Lines of data
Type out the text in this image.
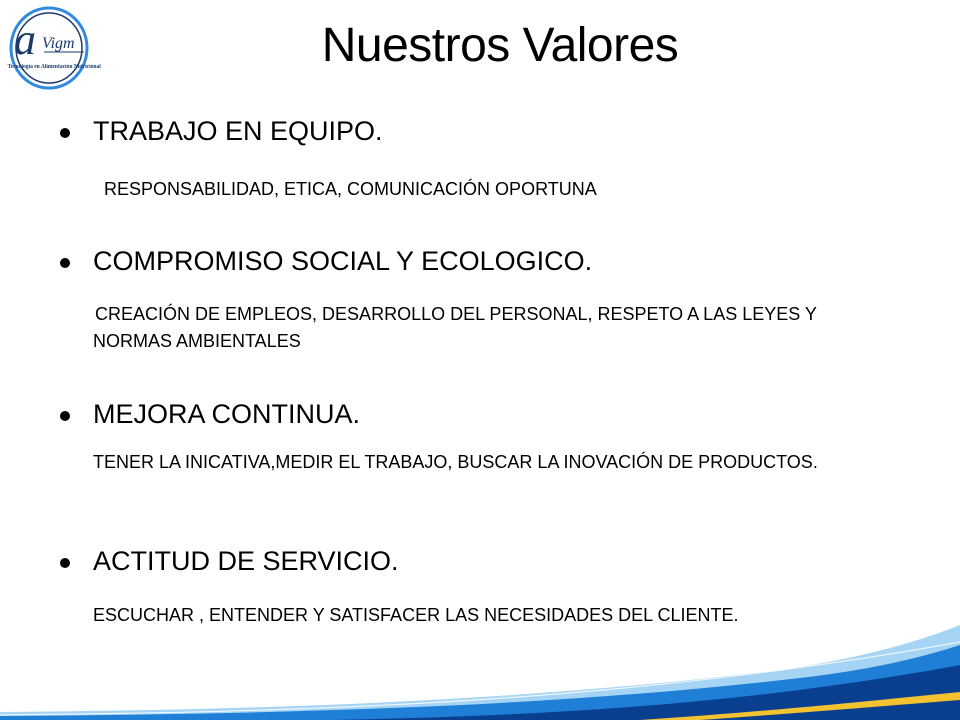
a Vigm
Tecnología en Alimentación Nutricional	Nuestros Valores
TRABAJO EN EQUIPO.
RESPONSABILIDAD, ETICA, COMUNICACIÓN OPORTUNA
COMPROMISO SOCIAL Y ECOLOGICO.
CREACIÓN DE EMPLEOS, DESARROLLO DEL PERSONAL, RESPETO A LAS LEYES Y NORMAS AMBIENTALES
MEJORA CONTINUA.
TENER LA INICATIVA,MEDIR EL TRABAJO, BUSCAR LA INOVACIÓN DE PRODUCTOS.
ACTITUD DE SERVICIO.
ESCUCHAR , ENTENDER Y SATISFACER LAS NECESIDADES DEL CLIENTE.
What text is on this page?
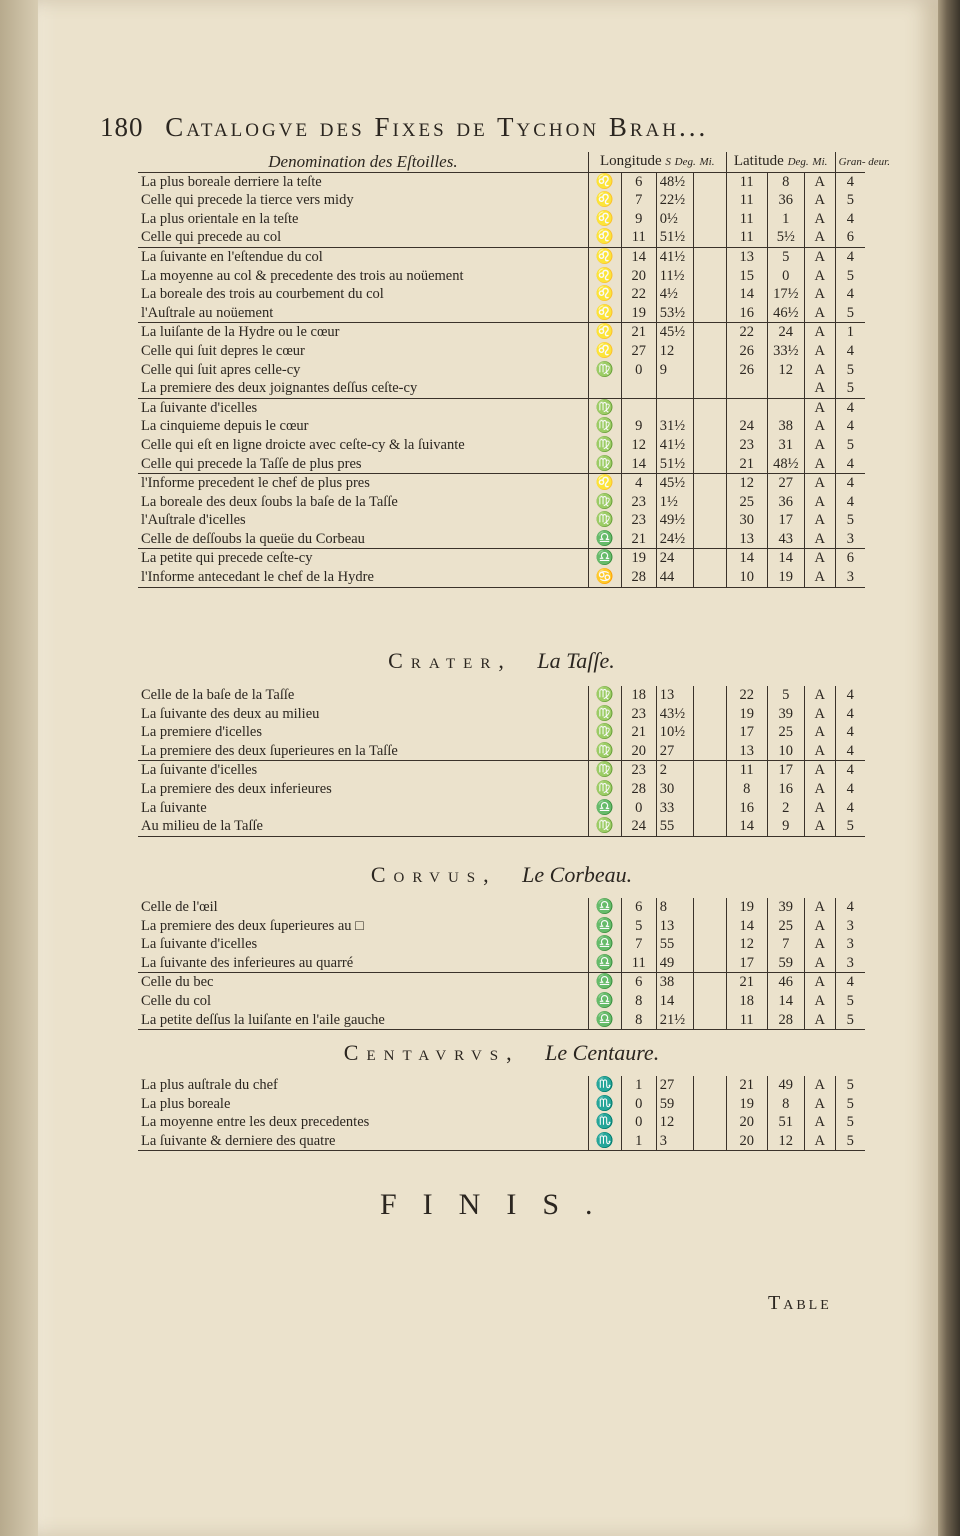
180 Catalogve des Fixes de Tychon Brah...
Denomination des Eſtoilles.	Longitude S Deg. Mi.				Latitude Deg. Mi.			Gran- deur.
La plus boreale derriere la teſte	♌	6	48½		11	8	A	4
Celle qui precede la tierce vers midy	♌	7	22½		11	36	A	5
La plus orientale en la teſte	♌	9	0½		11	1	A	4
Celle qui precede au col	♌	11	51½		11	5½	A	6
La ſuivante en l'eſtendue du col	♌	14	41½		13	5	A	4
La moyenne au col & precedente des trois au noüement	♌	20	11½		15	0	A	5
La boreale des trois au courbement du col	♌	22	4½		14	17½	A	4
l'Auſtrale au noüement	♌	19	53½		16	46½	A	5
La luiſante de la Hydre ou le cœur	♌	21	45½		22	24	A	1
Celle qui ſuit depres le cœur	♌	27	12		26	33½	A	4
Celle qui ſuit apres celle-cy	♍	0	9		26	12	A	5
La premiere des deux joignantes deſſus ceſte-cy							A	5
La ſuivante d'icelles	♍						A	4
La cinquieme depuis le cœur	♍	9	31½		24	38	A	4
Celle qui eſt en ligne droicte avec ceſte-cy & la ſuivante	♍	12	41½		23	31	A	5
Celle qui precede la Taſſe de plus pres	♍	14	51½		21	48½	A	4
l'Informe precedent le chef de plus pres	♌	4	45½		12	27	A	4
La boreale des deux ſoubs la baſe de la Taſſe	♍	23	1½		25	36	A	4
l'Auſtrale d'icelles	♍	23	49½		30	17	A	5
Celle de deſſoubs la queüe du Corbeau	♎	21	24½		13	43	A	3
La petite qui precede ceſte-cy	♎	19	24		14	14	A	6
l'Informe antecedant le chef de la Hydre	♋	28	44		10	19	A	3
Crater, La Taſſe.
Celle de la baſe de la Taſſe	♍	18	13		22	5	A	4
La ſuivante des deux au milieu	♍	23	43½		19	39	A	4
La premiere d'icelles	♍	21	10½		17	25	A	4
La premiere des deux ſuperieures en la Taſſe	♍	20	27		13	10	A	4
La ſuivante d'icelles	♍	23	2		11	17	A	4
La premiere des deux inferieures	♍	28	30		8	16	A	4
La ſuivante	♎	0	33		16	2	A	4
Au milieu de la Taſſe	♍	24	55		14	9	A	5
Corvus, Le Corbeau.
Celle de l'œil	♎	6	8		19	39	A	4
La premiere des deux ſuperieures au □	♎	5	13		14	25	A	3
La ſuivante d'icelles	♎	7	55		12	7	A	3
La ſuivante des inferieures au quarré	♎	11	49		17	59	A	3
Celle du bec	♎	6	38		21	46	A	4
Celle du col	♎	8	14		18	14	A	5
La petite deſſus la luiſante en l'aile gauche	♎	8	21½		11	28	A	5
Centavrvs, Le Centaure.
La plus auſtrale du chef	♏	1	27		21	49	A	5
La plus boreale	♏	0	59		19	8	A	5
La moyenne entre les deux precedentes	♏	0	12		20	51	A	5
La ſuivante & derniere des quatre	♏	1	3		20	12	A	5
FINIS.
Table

**WRITTEN EXERCISE:** Make a verbatim copy of all the entries and strip out the pictures.

**SOLUTION:**
Type out the text in this image.
a Vigm
Tecnología en Alimentación Nutricional	Nuestros Valores
TRABAJO EN EQUIPO.
RESPONSABILIDAD, ETICA, COMUNICACIÓN OPORTUNA
COMPROMISO SOCIAL Y ECOLOGICO.
CREACIÓN DE EMPLEOS, DESARROLLO DEL PERSONAL, RESPETO A LAS LEYES Y NORMAS AMBIENTALES
MEJORA CONTINUA.
TENER LA INICATIVA,MEDIR EL TRABAJO, BUSCAR LA INOVACIÓN DE PRODUCTOS.
ACTITUD DE SERVICIO.
ESCUCHAR , ENTENDER Y SATISFACER LAS NECESIDADES DEL CLIENTE.
What text is on this page?
180 Catalogve des Fixes de Tychon Brah...
Denomination des Eſtoilles.	Longitude S Deg. Mi.				Latitude Deg. Mi.			Gran- deur.
La plus boreale derriere la teſte	♌	6	48½		11	8	A	4
Celle qui precede la tierce vers midy	♌	7	22½		11	36	A	5
La plus orientale en la teſte	♌	9	0½		11	1	A	4
Celle qui precede au col	♌	11	51½		11	5½	A	6
La ſuivante en l'eſtendue du col	♌	14	41½		13	5	A	4
La moyenne au col & precedente des trois au noüement	♌	20	11½		15	0	A	5
La boreale des trois au courbement du col	♌	22	4½		14	17½	A	4
l'Auſtrale au noüement	♌	19	53½		16	46½	A	5
La luiſante de la Hydre ou le cœur	♌	21	45½		22	24	A	1
Celle qui ſuit depres le cœur	♌	27	12		26	33½	A	4
Celle qui ſuit apres celle-cy	♍	0	9		26	12	A	5
La premiere des deux joignantes deſſus ceſte-cy							A	5
La ſuivante d'icelles	♍						A	4
La cinquieme depuis le cœur	♍	9	31½		24	38	A	4
Celle qui eſt en ligne droicte avec ceſte-cy & la ſuivante	♍	12	41½		23	31	A	5
Celle qui precede la Taſſe de plus pres	♍	14	51½		21	48½	A	4
l'Informe precedent le chef de plus pres	♌	4	45½		12	27	A	4
La boreale des deux ſoubs la baſe de la Taſſe	♍	23	1½		25	36	A	4
l'Auſtrale d'icelles	♍	23	49½		30	17	A	5
Celle de deſſoubs la queüe du Corbeau	♎	21	24½		13	43	A	3
La petite qui precede ceſte-cy	♎	19	24		14	14	A	6
l'Informe antecedant le chef de la Hydre	♋	28	44		10	19	A	3
Crater, La Taſſe.
Celle de la baſe de la Taſſe	♍	18	13		22	5	A	4
La ſuivante des deux au milieu	♍	23	43½		19	39	A	4
La premiere d'icelles	♍	21	10½		17	25	A	4
La premiere des deux ſuperieures en la Taſſe	♍	20	27		13	10	A	4
La ſuivante d'icelles	♍	23	2		11	17	A	4
La premiere des deux inferieures	♍	28	30		8	16	A	4
La ſuivante	♎	0	33		16	2	A	4
Au milieu de la Taſſe	♍	24	55		14	9	A	5
Corvus, Le Corbeau.
Celle de l'œil	♎	6	8		19	39	A	4
La premiere des deux ſuperieures au □	♎	5	13		14	25	A	3
La ſuivante d'icelles	♎	7	55		12	7	A	3
La ſuivante des inferieures au quarré	♎	11	49		17	59	A	3
Celle du bec	♎	6	38		21	46	A	4
Celle du col	♎	8	14		18	14	A	5
La petite deſſus la luiſante en l'aile gauche	♎	8	21½		11	28	A	5
Centavrvs, Le Centaure.
La plus auſtrale du chef	♏	1	27		21	49	A	5
La plus boreale	♏	0	59		19	8	A	5
La moyenne entre les deux precedentes	♏	0	12		20	51	A	5
La ſuivante & derniere des quatre	♏	1	3		20	12	A	5
FINIS.
Table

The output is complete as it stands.